__WHAT IS REQUIRED__
Copy out each line exactly; pictures stay out of the copy.

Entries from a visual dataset
────────────────────

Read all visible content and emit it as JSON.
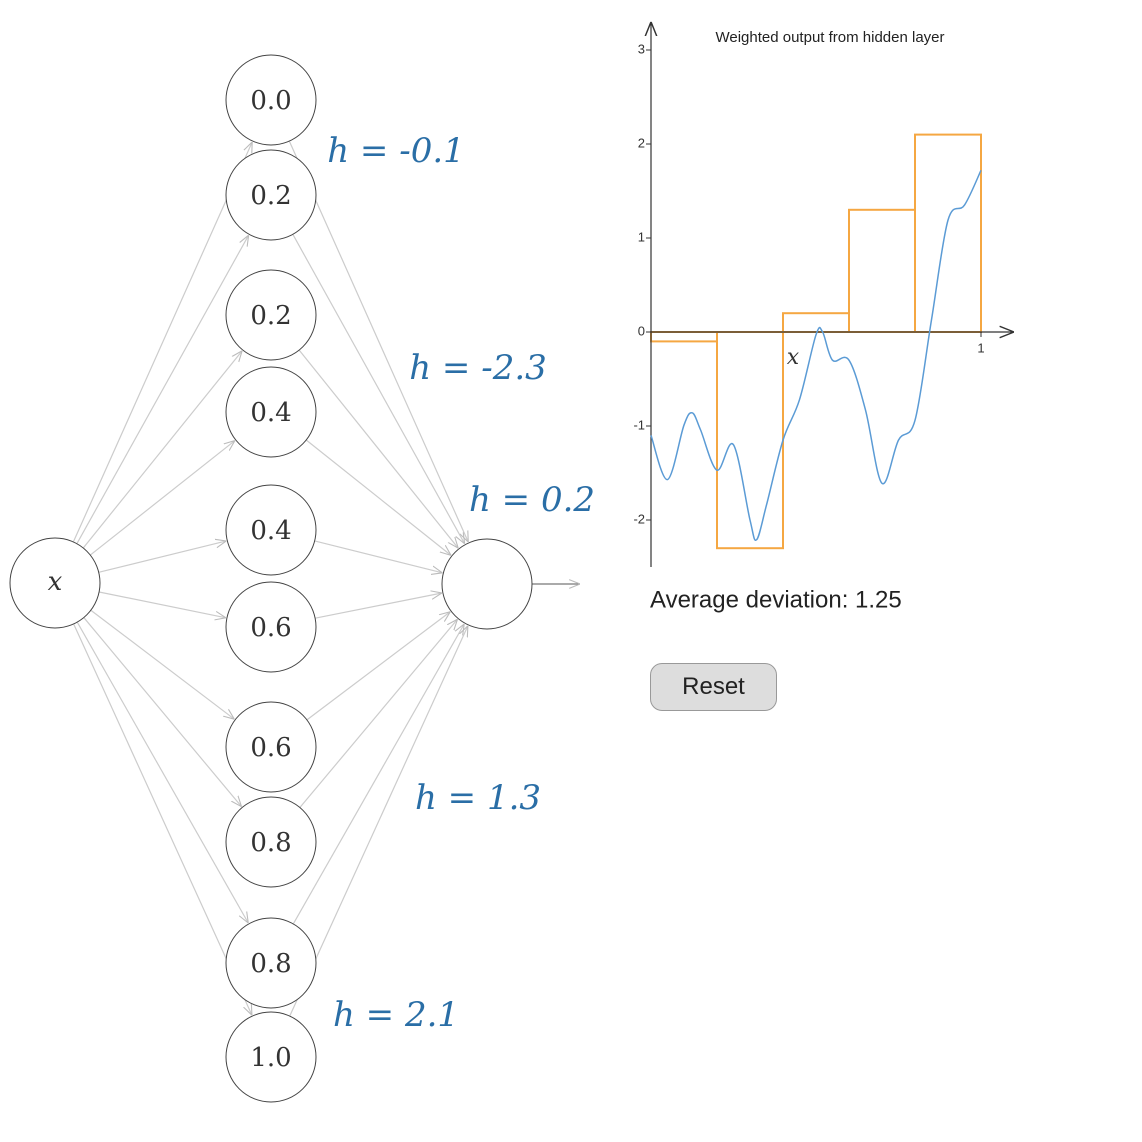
{
  "network": {
    "input_label": "x",
    "hidden_nodes": [
      "0.0",
      "0.2",
      "0.2",
      "0.4",
      "0.4",
      "0.6",
      "0.6",
      "0.8",
      "0.8",
      "1.0"
    ],
    "h_labels": [
      "h = -0.1",
      "h = -2.3",
      "h = 0.2",
      "h = 1.3",
      "h = 2.1"
    ]
  },
  "chart_data": {
    "type": "line",
    "title": "Weighted output from hidden layer",
    "x_label": "x",
    "xlim": [
      0,
      1.1
    ],
    "ylim": [
      -2.5,
      3.3
    ],
    "xticks": [
      1
    ],
    "yticks": [
      -2,
      -1,
      0,
      1,
      2,
      3
    ],
    "steps": {
      "color": "#f5a742",
      "bins": [
        0,
        0.2,
        0.4,
        0.6,
        0.8,
        1.0
      ],
      "values": [
        -0.1,
        -2.3,
        0.2,
        1.3,
        2.1
      ]
    },
    "series": [
      {
        "color": "#5b9bd5",
        "x": [
          0,
          0.05,
          0.1,
          0.125,
          0.15,
          0.2,
          0.25,
          0.3,
          0.32,
          0.35,
          0.4,
          0.45,
          0.5,
          0.52,
          0.55,
          0.6,
          0.65,
          0.7,
          0.75,
          0.8,
          0.85,
          0.9,
          0.95,
          1.0
        ],
        "values": [
          -1.1,
          -1.57,
          -0.99,
          -0.86,
          -1.04,
          -1.47,
          -1.2,
          -2.0,
          -2.21,
          -1.84,
          -1.15,
          -0.72,
          -0.03,
          0,
          -0.3,
          -0.3,
          -0.83,
          -1.61,
          -1.15,
          -0.94,
          0.13,
          1.19,
          1.35,
          1.72
        ]
      }
    ]
  },
  "status": {
    "deviation": "Average deviation: 1.25",
    "button": "Reset"
  }
}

────────────────────

__REPLY__
Read all visible content and emit it as JSON.
{
  "network": {
    "input_label": "x",
    "hidden_nodes": [
      "0.0",
      "0.2",
      "0.2",
      "0.4",
      "0.4",
      "0.6",
      "0.6",
      "0.8",
      "0.8",
      "1.0"
    ],
    "h_labels": [
      "h = -0.1",
      "h = -2.3",
      "h = 0.2",
      "h = 1.3",
      "h = 2.1"
    ]
  },
  "chart_data": {
    "type": "line",
    "title": "Weighted output from hidden layer",
    "x_label": "x",
    "xlim": [
      0,
      1.1
    ],
    "ylim": [
      -2.5,
      3.3
    ],
    "xticks": [
      1
    ],
    "yticks": [
      -2,
      -1,
      0,
      1,
      2,
      3
    ],
    "steps": {
      "color": "#f5a742",
      "bins": [
        0,
        0.2,
        0.4,
        0.6,
        0.8,
        1.0
      ],
      "values": [
        -0.1,
        -2.3,
        0.2,
        1.3,
        2.1
      ]
    },
    "series": [
      {
        "color": "#5b9bd5",
        "x": [
          0,
          0.05,
          0.1,
          0.125,
          0.15,
          0.2,
          0.25,
          0.3,
          0.32,
          0.35,
          0.4,
          0.45,
          0.5,
          0.52,
          0.55,
          0.6,
          0.65,
          0.7,
          0.75,
          0.8,
          0.85,
          0.9,
          0.95,
          1.0
        ],
        "values": [
          -1.1,
          -1.57,
          -0.99,
          -0.86,
          -1.04,
          -1.47,
          -1.2,
          -2.0,
          -2.21,
          -1.84,
          -1.15,
          -0.72,
          -0.03,
          0,
          -0.3,
          -0.3,
          -0.83,
          -1.61,
          -1.15,
          -0.94,
          0.13,
          1.19,
          1.35,
          1.72
        ]
      }
    ]
  },
  "status": {
    "deviation": "Average deviation: 1.25",
    "button": "Reset"
  }
}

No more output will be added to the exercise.